• DATA FOR THIS EXERCISE:
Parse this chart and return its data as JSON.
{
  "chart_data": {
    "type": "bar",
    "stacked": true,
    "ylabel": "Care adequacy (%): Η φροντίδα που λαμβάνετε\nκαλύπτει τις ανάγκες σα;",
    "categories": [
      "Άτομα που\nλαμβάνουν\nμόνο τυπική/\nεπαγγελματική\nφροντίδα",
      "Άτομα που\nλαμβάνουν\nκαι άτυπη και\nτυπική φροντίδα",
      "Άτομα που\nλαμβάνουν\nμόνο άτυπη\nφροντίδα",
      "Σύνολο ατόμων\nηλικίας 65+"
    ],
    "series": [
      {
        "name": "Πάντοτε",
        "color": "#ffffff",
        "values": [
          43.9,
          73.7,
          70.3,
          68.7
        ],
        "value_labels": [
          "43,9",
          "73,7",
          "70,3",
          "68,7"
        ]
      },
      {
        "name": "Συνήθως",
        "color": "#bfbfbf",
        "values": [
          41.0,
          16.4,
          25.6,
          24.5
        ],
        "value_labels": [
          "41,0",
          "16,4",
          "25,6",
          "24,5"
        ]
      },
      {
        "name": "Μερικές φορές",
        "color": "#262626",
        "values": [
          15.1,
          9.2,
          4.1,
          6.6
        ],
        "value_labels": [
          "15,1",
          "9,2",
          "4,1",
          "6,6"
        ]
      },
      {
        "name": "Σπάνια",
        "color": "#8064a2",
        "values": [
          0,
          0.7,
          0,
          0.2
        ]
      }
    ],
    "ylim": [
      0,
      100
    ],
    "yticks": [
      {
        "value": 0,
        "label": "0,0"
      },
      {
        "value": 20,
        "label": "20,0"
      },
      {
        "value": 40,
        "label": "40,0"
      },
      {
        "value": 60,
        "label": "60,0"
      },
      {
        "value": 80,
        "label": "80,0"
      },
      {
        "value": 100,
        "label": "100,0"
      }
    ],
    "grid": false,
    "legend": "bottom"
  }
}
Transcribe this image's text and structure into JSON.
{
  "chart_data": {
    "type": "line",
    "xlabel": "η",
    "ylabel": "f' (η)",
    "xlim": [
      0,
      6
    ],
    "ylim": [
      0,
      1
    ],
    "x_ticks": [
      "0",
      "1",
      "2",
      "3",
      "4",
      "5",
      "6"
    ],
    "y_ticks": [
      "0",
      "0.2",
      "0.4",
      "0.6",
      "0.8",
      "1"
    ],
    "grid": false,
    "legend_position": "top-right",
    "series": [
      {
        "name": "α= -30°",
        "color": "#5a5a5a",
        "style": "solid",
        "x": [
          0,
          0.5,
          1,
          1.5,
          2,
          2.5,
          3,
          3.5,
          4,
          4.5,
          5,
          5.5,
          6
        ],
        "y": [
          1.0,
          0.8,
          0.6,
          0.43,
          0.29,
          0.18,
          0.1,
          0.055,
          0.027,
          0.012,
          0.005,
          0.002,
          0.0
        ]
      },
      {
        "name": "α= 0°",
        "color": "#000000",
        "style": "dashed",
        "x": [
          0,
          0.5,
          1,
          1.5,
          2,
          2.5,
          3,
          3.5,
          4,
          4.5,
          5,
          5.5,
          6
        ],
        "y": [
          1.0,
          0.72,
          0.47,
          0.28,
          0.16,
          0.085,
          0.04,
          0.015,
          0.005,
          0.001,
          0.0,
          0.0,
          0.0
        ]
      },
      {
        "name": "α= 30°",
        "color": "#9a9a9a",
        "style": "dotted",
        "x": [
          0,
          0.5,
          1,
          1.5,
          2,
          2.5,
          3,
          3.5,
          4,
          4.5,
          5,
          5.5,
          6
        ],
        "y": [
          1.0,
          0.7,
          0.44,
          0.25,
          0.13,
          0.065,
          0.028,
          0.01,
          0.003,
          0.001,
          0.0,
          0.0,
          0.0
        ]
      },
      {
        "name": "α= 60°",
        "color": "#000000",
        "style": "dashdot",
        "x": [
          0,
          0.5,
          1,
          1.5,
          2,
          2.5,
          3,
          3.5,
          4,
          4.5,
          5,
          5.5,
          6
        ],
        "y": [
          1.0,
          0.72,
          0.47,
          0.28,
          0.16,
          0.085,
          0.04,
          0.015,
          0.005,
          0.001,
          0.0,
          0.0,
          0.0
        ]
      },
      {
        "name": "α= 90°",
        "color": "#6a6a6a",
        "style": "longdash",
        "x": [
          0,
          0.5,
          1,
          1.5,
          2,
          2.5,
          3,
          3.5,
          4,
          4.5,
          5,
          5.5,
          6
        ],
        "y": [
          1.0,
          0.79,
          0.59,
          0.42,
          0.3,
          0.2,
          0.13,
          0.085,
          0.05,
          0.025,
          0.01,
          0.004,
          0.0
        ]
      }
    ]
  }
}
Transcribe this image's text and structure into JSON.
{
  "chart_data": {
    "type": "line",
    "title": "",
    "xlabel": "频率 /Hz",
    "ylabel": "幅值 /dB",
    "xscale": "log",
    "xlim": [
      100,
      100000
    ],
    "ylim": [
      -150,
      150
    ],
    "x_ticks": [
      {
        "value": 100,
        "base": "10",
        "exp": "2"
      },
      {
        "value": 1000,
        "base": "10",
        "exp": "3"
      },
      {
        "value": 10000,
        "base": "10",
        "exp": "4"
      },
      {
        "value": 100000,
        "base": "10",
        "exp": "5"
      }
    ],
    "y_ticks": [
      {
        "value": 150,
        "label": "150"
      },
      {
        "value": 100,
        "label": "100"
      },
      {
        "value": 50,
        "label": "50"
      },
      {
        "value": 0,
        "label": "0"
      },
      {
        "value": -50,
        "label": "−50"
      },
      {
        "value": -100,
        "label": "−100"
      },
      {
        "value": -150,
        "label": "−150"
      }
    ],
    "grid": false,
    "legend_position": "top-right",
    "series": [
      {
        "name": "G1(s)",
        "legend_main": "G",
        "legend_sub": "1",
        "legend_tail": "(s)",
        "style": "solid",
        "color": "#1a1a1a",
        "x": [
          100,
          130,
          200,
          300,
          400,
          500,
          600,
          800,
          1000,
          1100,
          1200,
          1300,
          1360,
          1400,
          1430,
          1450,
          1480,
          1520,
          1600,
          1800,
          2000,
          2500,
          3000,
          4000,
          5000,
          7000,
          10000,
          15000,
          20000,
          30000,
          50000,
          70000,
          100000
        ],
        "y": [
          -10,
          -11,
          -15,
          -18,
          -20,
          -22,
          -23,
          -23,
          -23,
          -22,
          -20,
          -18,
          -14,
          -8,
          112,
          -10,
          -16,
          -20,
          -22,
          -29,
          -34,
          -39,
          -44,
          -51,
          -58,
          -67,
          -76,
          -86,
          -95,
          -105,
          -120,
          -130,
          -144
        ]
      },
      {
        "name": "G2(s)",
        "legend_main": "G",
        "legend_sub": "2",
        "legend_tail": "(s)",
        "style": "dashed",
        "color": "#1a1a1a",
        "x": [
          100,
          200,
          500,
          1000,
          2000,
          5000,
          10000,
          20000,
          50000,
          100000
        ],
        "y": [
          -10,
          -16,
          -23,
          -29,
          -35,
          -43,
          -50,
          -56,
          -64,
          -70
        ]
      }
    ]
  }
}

• TASK OBJECTIVE:
Write out every line of the records exactly.

• RESULT BELOW:
Parse this chart and return its data as JSON.
{
  "chart_data": {
    "type": "bar",
    "stacked": true,
    "ylabel": "Care adequacy (%): Η φροντίδα που λαμβάνετε\nκαλύπτει τις ανάγκες σα;",
    "categories": [
      "Άτομα που\nλαμβάνουν\nμόνο τυπική/\nεπαγγελματική\nφροντίδα",
      "Άτομα που\nλαμβάνουν\nκαι άτυπη και\nτυπική φροντίδα",
      "Άτομα που\nλαμβάνουν\nμόνο άτυπη\nφροντίδα",
      "Σύνολο ατόμων\nηλικίας 65+"
    ],
    "series": [
      {
        "name": "Πάντοτε",
        "color": "#ffffff",
        "values": [
          43.9,
          73.7,
          70.3,
          68.7
        ],
        "value_labels": [
          "43,9",
          "73,7",
          "70,3",
          "68,7"
        ]
      },
      {
        "name": "Συνήθως",
        "color": "#bfbfbf",
        "values": [
          41.0,
          16.4,
          25.6,
          24.5
        ],
        "value_labels": [
          "41,0",
          "16,4",
          "25,6",
          "24,5"
        ]
      },
      {
        "name": "Μερικές φορές",
        "color": "#262626",
        "values": [
          15.1,
          9.2,
          4.1,
          6.6
        ],
        "value_labels": [
          "15,1",
          "9,2",
          "4,1",
          "6,6"
        ]
      },
      {
        "name": "Σπάνια",
        "color": "#8064a2",
        "values": [
          0,
          0.7,
          0,
          0.2
        ]
      }
    ],
    "ylim": [
      0,
      100
    ],
    "yticks": [
      {
        "value": 0,
        "label": "0,0"
      },
      {
        "value": 20,
        "label": "20,0"
      },
      {
        "value": 40,
        "label": "40,0"
      },
      {
        "value": 60,
        "label": "60,0"
      },
      {
        "value": 80,
        "label": "80,0"
      },
      {
        "value": 100,
        "label": "100,0"
      }
    ],
    "grid": false,
    "legend": "bottom"
  }
}
Transcribe this image's text and structure into JSON.
{
  "chart_data": {
    "type": "line",
    "xlabel": "η",
    "ylabel": "f' (η)",
    "xlim": [
      0,
      6
    ],
    "ylim": [
      0,
      1
    ],
    "x_ticks": [
      "0",
      "1",
      "2",
      "3",
      "4",
      "5",
      "6"
    ],
    "y_ticks": [
      "0",
      "0.2",
      "0.4",
      "0.6",
      "0.8",
      "1"
    ],
    "grid": false,
    "legend_position": "top-right",
    "series": [
      {
        "name": "α= -30°",
        "color": "#5a5a5a",
        "style": "solid",
        "x": [
          0,
          0.5,
          1,
          1.5,
          2,
          2.5,
          3,
          3.5,
          4,
          4.5,
          5,
          5.5,
          6
        ],
        "y": [
          1.0,
          0.8,
          0.6,
          0.43,
          0.29,
          0.18,
          0.1,
          0.055,
          0.027,
          0.012,
          0.005,
          0.002,
          0.0
        ]
      },
      {
        "name": "α= 0°",
        "color": "#000000",
        "style": "dashed",
        "x": [
          0,
          0.5,
          1,
          1.5,
          2,
          2.5,
          3,
          3.5,
          4,
          4.5,
          5,
          5.5,
          6
        ],
        "y": [
          1.0,
          0.72,
          0.47,
          0.28,
          0.16,
          0.085,
          0.04,
          0.015,
          0.005,
          0.001,
          0.0,
          0.0,
          0.0
        ]
      },
      {
        "name": "α= 30°",
        "color": "#9a9a9a",
        "style": "dotted",
        "x": [
          0,
          0.5,
          1,
          1.5,
          2,
          2.5,
          3,
          3.5,
          4,
          4.5,
          5,
          5.5,
          6
        ],
        "y": [
          1.0,
          0.7,
          0.44,
          0.25,
          0.13,
          0.065,
          0.028,
          0.01,
          0.003,
          0.001,
          0.0,
          0.0,
          0.0
        ]
      },
      {
        "name": "α= 60°",
        "color": "#000000",
        "style": "dashdot",
        "x": [
          0,
          0.5,
          1,
          1.5,
          2,
          2.5,
          3,
          3.5,
          4,
          4.5,
          5,
          5.5,
          6
        ],
        "y": [
          1.0,
          0.72,
          0.47,
          0.28,
          0.16,
          0.085,
          0.04,
          0.015,
          0.005,
          0.001,
          0.0,
          0.0,
          0.0
        ]
      },
      {
        "name": "α= 90°",
        "color": "#6a6a6a",
        "style": "longdash",
        "x": [
          0,
          0.5,
          1,
          1.5,
          2,
          2.5,
          3,
          3.5,
          4,
          4.5,
          5,
          5.5,
          6
        ],
        "y": [
          1.0,
          0.79,
          0.59,
          0.42,
          0.3,
          0.2,
          0.13,
          0.085,
          0.05,
          0.025,
          0.01,
          0.004,
          0.0
        ]
      }
    ]
  }
}
Transcribe this image's text and structure into JSON.
{
  "chart_data": {
    "type": "line",
    "title": "",
    "xlabel": "频率 /Hz",
    "ylabel": "幅值 /dB",
    "xscale": "log",
    "xlim": [
      100,
      100000
    ],
    "ylim": [
      -150,
      150
    ],
    "x_ticks": [
      {
        "value": 100,
        "base": "10",
        "exp": "2"
      },
      {
        "value": 1000,
        "base": "10",
        "exp": "3"
      },
      {
        "value": 10000,
        "base": "10",
        "exp": "4"
      },
      {
        "value": 100000,
        "base": "10",
        "exp": "5"
      }
    ],
    "y_ticks": [
      {
        "value": 150,
        "label": "150"
      },
      {
        "value": 100,
        "label": "100"
      },
      {
        "value": 50,
        "label": "50"
      },
      {
        "value": 0,
        "label": "0"
      },
      {
        "value": -50,
        "label": "−50"
      },
      {
        "value": -100,
        "label": "−100"
      },
      {
        "value": -150,
        "label": "−150"
      }
    ],
    "grid": false,
    "legend_position": "top-right",
    "series": [
      {
        "name": "G1(s)",
        "legend_main": "G",
        "legend_sub": "1",
        "legend_tail": "(s)",
        "style": "solid",
        "color": "#1a1a1a",
        "x": [
          100,
          130,
          200,
          300,
          400,
          500,
          600,
          800,
          1000,
          1100,
          1200,
          1300,
          1360,
          1400,
          1430,
          1450,
          1480,
          1520,
          1600,
          1800,
          2000,
          2500,
          3000,
          4000,
          5000,
          7000,
          10000,
          15000,
          20000,
          30000,
          50000,
          70000,
          100000
        ],
        "y": [
          -10,
          -11,
          -15,
          -18,
          -20,
          -22,
          -23,
          -23,
          -23,
          -22,
          -20,
          -18,
          -14,
          -8,
          112,
          -10,
          -16,
          -20,
          -22,
          -29,
          -34,
          -39,
          -44,
          -51,
          -58,
          -67,
          -76,
          -86,
          -95,
          -105,
          -120,
          -130,
          -144
        ]
      },
      {
        "name": "G2(s)",
        "legend_main": "G",
        "legend_sub": "2",
        "legend_tail": "(s)",
        "style": "dashed",
        "color": "#1a1a1a",
        "x": [
          100,
          200,
          500,
          1000,
          2000,
          5000,
          10000,
          20000,
          50000,
          100000
        ],
        "y": [
          -10,
          -16,
          -23,
          -29,
          -35,
          -43,
          -50,
          -56,
          -64,
          -70
        ]
      }
    ]
  }
}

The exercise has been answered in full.